PASSAGE TO READ:
______
Jurisprudence

Catch and Release

American prisoners solve the troubled prosecution of Guantanamo detainee Ahmed Khalfan Ghailani.

Ahmed Khalfan Ghailani

With the first civilian trial of a Guantanamo detainee on hold as of Wednesday, the joke is on us—well, on Attorney General Eric Holder. The trial of Ahmed Khalfan Ghailani may actually be derailed entirely, because his lawyers have convinced a federal trial judge to bar the testimony of the guy who sold Ghailani the explosives he allegedly used in blowing up two U.S. embassies in Africa in 1998. These attacks killed 224 people, including dozens of Americans.

The judge was convinced that the prosecution’s case against Ghailani was based in large part on statements coerced from him while he was in CIA custody. He concluded that Ghailani gave up the name of his star witness supplier because of “enhanced interrogation”—a no-no in civilian courts.

Surely such fine points are covered in Evidence or Criminal Procedure at Columbia Law School, Holder’s alma mater.Why wasn’t this likely turning point central to his thinking when he decided that Ghailani and Sept. 11 mastermind Khalid Sheikh Mohammed should be tried in civilian courts, where exclusionary rules could preclude the introduction of condemning evidence and testimony?

Now Ghailani’s lawyers may reassert their client’s right to Sixth Amendment safeguards—for example, the right to a speedy trial, since this one is taking place 12 years after the bombings. Assuming that the trial does go forward, with at least one crucial prosecution witness barred from testifying, there is at least a chance that at least one juror may not be persuaded that Ghailani is guilty “beyond a reasonable doubt.” Then what?

Presumably the Defense Department and the Department of Homeland Security have a backup strategy. But just in case, some students of mine have a solution that could conceivably advance efforts to locate and combat terrorist activities. One student ventured this idea: “Release them, and track them. If they

really are terrorists, they’ll join up with other terrorists and you’ve got proof of their intentions. And you’ve got a target for one of those smart rockets. If they’re innocent or rehabilitated, then the U.S. government gets away with not paying reparations for wrongful imprisonment. And the government saves the money it would have had to cough up to pay for a trial and security, and more appeals.”
______
DATA EXTRACT:
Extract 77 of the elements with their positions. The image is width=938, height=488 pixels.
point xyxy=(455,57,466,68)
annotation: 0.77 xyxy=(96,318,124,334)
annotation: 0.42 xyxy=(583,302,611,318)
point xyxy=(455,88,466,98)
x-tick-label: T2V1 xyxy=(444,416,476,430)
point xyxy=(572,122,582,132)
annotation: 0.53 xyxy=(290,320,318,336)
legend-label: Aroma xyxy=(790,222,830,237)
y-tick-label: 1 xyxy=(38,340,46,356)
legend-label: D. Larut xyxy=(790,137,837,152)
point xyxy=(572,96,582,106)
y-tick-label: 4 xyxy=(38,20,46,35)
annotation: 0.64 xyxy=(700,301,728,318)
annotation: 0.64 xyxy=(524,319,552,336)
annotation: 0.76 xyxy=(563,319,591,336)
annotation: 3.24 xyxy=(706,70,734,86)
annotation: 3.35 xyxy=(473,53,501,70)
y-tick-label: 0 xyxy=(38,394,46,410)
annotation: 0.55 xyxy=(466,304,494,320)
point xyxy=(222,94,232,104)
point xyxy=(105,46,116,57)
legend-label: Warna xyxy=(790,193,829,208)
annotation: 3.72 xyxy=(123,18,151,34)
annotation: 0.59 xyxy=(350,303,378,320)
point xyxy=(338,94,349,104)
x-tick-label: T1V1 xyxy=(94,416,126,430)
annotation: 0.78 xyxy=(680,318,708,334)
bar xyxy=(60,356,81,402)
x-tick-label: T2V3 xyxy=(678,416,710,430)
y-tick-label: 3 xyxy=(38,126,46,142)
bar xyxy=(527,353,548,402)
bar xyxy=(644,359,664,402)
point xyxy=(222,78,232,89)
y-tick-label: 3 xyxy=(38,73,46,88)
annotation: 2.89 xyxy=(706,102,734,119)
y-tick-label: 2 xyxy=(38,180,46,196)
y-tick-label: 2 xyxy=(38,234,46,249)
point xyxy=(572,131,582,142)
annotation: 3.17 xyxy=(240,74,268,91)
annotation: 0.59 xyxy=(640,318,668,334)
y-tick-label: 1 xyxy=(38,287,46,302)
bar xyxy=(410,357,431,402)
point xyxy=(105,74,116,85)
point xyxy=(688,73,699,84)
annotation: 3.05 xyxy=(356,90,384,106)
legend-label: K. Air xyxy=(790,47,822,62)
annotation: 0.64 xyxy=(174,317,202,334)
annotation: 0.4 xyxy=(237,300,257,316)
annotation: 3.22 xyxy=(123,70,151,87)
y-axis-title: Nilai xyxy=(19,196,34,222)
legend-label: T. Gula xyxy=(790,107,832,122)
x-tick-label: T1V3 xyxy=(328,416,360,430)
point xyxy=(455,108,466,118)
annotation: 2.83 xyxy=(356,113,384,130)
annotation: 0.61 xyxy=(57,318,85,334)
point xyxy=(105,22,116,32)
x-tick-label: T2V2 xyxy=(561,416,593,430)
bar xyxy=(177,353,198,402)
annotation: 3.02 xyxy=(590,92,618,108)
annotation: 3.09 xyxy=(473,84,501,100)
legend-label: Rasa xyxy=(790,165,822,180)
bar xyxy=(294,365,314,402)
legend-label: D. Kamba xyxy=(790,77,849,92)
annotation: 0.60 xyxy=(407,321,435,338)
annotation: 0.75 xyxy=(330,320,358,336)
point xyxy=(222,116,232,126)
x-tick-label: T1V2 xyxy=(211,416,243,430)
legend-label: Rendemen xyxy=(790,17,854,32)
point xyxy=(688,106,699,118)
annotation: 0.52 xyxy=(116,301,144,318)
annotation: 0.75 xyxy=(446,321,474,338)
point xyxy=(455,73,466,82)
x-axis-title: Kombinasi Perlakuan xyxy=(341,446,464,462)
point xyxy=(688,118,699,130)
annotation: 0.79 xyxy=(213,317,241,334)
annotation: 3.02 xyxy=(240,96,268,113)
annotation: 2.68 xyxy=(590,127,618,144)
______
TASKS TO CARRY OUT:
A. Quote the article on the Ghailani trial, beginning at the words "The judge was" and stopping after "in civilian courts.".
B. Condense the paragraph of the Ghailani trial article that starts "With the first civilian trial" into two sentences, keeping its main facts.

RESPONSES TO THE TASKS:
A.
The judge was convinced that the prosecution’s case against Ghailani was based in large part on statements coerced from him while he was in CIA custody. He concluded that Ghailani gave up the name of his star witness supplier because of “enhanced interrogation”—a no-no in civilian courts.

B. The first civilian trial of a Guantanamo detainee, Ahmed Khalfan Ghailani, was on hold as of Wednesday, and the joke is on Attorney General Eric Holder. The trial could be derailed because Ghailani's lawyers persuaded a federal trial judge to bar testimony from the man who sold him the explosives he allegedly used in the 1998 bombings of two U.S. embassies in Africa, which killed 224 people, including dozens of Americans.